Exercise instructions — Reproduce the records. Keep every word exact and include no images.

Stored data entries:
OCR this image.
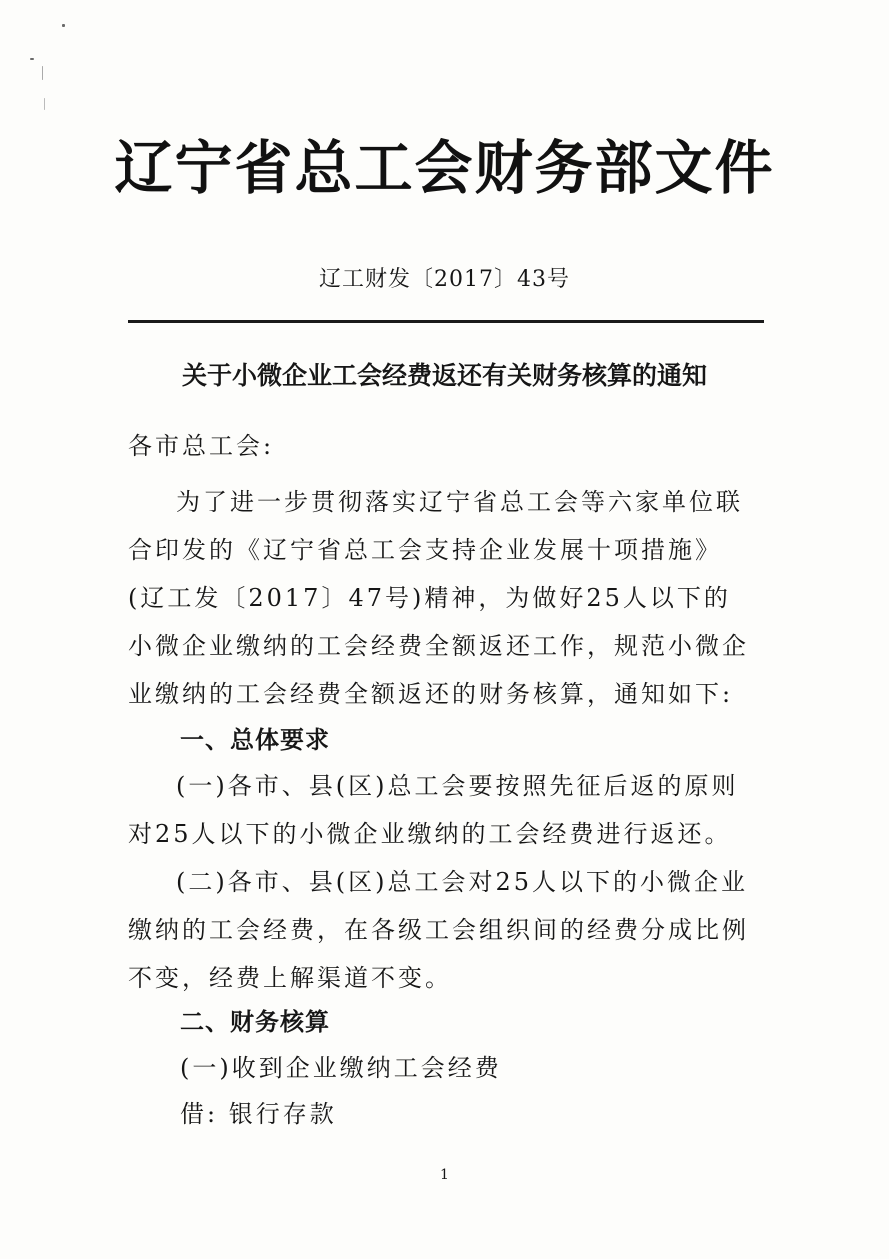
辽宁省总工会财务部文件
辽工财发〔2017〕43号
关于小微企业工会经费返还有关财务核算的通知
各市总工会:
为了进一步贯彻落实辽宁省总工会等六家单位联合印发的《辽宁省总工会支持企业发展十项措施》(辽工发〔2017〕47号)精神，为做好25人以下的小微企业缴纳的工会经费全额返还工作，规范小微企业缴纳的工会经费全额返还的财务核算，通知如下:
一、总体要求
(一)各市、县(区)总工会要按照先征后返的原则对25人以下的小微企业缴纳的工会经费进行返还。
(二)各市、县(区)总工会对25人以下的小微企业缴纳的工会经费，在各级工会组织间的经费分成比例不变，经费上解渠道不变。
二、财务核算
(一)收到企业缴纳工会经费
借: 银行存款
1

The output —
OCR this image.
辽宁省总工会财务部文件
辽工财发〔2017〕43号
关于小微企业工会经费返还有关财务核算的通知
各市总工会:
为了进一步贯彻落实辽宁省总工会等六家单位联合印发的《辽宁省总工会支持企业发展十项措施》(辽工发〔2017〕47号)精神，为做好25人以下的小微企业缴纳的工会经费全额返还工作，规范小微企业缴纳的工会经费全额返还的财务核算，通知如下:
一、总体要求
(一)各市、县(区)总工会要按照先征后返的原则对25人以下的小微企业缴纳的工会经费进行返还。
(二)各市、县(区)总工会对25人以下的小微企业缴纳的工会经费，在各级工会组织间的经费分成比例不变，经费上解渠道不变。
二、财务核算
(一)收到企业缴纳工会经费
借: 银行存款
1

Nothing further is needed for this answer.